━━━━━ Data to process

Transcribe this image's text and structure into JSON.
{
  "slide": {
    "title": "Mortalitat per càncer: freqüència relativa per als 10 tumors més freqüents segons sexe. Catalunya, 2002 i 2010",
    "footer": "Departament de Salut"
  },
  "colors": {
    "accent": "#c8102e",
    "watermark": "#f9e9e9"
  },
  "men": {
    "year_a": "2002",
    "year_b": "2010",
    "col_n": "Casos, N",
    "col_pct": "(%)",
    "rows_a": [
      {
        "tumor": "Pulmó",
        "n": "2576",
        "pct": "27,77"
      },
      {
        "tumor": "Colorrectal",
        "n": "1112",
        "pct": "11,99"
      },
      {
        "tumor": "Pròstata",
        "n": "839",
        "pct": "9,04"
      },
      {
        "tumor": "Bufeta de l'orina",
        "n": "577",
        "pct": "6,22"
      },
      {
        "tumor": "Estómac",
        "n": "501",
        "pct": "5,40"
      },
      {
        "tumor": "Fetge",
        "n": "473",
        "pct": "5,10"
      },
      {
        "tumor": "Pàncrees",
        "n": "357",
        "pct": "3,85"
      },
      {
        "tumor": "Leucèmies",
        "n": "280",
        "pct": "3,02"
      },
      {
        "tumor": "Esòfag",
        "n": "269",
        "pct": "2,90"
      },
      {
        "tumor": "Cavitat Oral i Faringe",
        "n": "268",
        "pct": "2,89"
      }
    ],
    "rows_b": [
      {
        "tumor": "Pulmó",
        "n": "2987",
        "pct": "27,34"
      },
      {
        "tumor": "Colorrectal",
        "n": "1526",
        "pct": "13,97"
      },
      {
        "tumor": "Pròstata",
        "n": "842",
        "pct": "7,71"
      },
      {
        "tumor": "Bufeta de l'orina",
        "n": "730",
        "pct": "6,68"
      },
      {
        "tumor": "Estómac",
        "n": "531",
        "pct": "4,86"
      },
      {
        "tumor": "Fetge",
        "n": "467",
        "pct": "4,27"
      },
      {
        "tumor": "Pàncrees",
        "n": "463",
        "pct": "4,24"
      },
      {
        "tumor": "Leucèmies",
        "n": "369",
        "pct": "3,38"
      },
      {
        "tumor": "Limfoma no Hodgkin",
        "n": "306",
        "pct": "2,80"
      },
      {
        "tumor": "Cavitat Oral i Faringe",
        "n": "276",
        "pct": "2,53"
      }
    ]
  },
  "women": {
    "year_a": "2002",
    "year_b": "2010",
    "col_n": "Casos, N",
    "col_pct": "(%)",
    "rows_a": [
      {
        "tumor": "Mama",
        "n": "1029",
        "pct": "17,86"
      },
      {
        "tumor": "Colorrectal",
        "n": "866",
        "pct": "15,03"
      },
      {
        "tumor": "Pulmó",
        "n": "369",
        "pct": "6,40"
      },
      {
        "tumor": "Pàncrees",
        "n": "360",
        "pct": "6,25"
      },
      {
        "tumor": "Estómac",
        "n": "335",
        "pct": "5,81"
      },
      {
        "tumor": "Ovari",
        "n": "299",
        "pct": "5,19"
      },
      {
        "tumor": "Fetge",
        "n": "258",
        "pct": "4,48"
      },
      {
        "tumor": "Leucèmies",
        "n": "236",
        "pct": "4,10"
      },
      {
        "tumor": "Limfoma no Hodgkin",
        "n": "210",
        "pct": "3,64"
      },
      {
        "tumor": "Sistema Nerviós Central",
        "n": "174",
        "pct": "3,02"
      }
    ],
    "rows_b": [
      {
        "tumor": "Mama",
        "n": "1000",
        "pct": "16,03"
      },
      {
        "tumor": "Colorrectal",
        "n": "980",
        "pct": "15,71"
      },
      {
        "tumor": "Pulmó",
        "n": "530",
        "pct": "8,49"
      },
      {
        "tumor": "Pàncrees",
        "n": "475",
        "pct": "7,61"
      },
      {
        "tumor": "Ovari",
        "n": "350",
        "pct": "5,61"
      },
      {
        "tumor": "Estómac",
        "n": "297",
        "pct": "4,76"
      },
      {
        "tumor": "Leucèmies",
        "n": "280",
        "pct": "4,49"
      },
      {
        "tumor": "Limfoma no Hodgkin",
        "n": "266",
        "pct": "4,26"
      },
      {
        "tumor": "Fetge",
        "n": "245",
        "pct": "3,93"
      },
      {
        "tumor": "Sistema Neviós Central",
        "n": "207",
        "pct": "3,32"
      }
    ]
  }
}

━━━━━━━━━━

Your reply must reproduce all records above exactly.

Task answer >>
Transcribe this image's text and structure into JSON.
{
  "slide": {
    "title": "Mortalitat per càncer: freqüència relativa per als 10 tumors més freqüents segons sexe. Catalunya, 2002 i 2010",
    "footer": "Departament de Salut"
  },
  "colors": {
    "accent": "#c8102e",
    "watermark": "#f9e9e9"
  },
  "men": {
    "year_a": "2002",
    "year_b": "2010",
    "col_n": "Casos, N",
    "col_pct": "(%)",
    "rows_a": [
      {
        "tumor": "Pulmó",
        "n": "2576",
        "pct": "27,77"
      },
      {
        "tumor": "Colorrectal",
        "n": "1112",
        "pct": "11,99"
      },
      {
        "tumor": "Pròstata",
        "n": "839",
        "pct": "9,04"
      },
      {
        "tumor": "Bufeta de l'orina",
        "n": "577",
        "pct": "6,22"
      },
      {
        "tumor": "Estómac",
        "n": "501",
        "pct": "5,40"
      },
      {
        "tumor": "Fetge",
        "n": "473",
        "pct": "5,10"
      },
      {
        "tumor": "Pàncrees",
        "n": "357",
        "pct": "3,85"
      },
      {
        "tumor": "Leucèmies",
        "n": "280",
        "pct": "3,02"
      },
      {
        "tumor": "Esòfag",
        "n": "269",
        "pct": "2,90"
      },
      {
        "tumor": "Cavitat Oral i Faringe",
        "n": "268",
        "pct": "2,89"
      }
    ],
    "rows_b": [
      {
        "tumor": "Pulmó",
        "n": "2987",
        "pct": "27,34"
      },
      {
        "tumor": "Colorrectal",
        "n": "1526",
        "pct": "13,97"
      },
      {
        "tumor": "Pròstata",
        "n": "842",
        "pct": "7,71"
      },
      {
        "tumor": "Bufeta de l'orina",
        "n": "730",
        "pct": "6,68"
      },
      {
        "tumor": "Estómac",
        "n": "531",
        "pct": "4,86"
      },
      {
        "tumor": "Fetge",
        "n": "467",
        "pct": "4,27"
      },
      {
        "tumor": "Pàncrees",
        "n": "463",
        "pct": "4,24"
      },
      {
        "tumor": "Leucèmies",
        "n": "369",
        "pct": "3,38"
      },
      {
        "tumor": "Limfoma no Hodgkin",
        "n": "306",
        "pct": "2,80"
      },
      {
        "tumor": "Cavitat Oral i Faringe",
        "n": "276",
        "pct": "2,53"
      }
    ]
  },
  "women": {
    "year_a": "2002",
    "year_b": "2010",
    "col_n": "Casos, N",
    "col_pct": "(%)",
    "rows_a": [
      {
        "tumor": "Mama",
        "n": "1029",
        "pct": "17,86"
      },
      {
        "tumor": "Colorrectal",
        "n": "866",
        "pct": "15,03"
      },
      {
        "tumor": "Pulmó",
        "n": "369",
        "pct": "6,40"
      },
      {
        "tumor": "Pàncrees",
        "n": "360",
        "pct": "6,25"
      },
      {
        "tumor": "Estómac",
        "n": "335",
        "pct": "5,81"
      },
      {
        "tumor": "Ovari",
        "n": "299",
        "pct": "5,19"
      },
      {
        "tumor": "Fetge",
        "n": "258",
        "pct": "4,48"
      },
      {
        "tumor": "Leucèmies",
        "n": "236",
        "pct": "4,10"
      },
      {
        "tumor": "Limfoma no Hodgkin",
        "n": "210",
        "pct": "3,64"
      },
      {
        "tumor": "Sistema Nerviós Central",
        "n": "174",
        "pct": "3,02"
      }
    ],
    "rows_b": [
      {
        "tumor": "Mama",
        "n": "1000",
        "pct": "16,03"
      },
      {
        "tumor": "Colorrectal",
        "n": "980",
        "pct": "15,71"
      },
      {
        "tumor": "Pulmó",
        "n": "530",
        "pct": "8,49"
      },
      {
        "tumor": "Pàncrees",
        "n": "475",
        "pct": "7,61"
      },
      {
        "tumor": "Ovari",
        "n": "350",
        "pct": "5,61"
      },
      {
        "tumor": "Estómac",
        "n": "297",
        "pct": "4,76"
      },
      {
        "tumor": "Leucèmies",
        "n": "280",
        "pct": "4,49"
      },
      {
        "tumor": "Limfoma no Hodgkin",
        "n": "266",
        "pct": "4,26"
      },
      {
        "tumor": "Fetge",
        "n": "245",
        "pct": "3,93"
      },
      {
        "tumor": "Sistema Neviós Central",
        "n": "207",
        "pct": "3,32"
      }
    ]
  }
}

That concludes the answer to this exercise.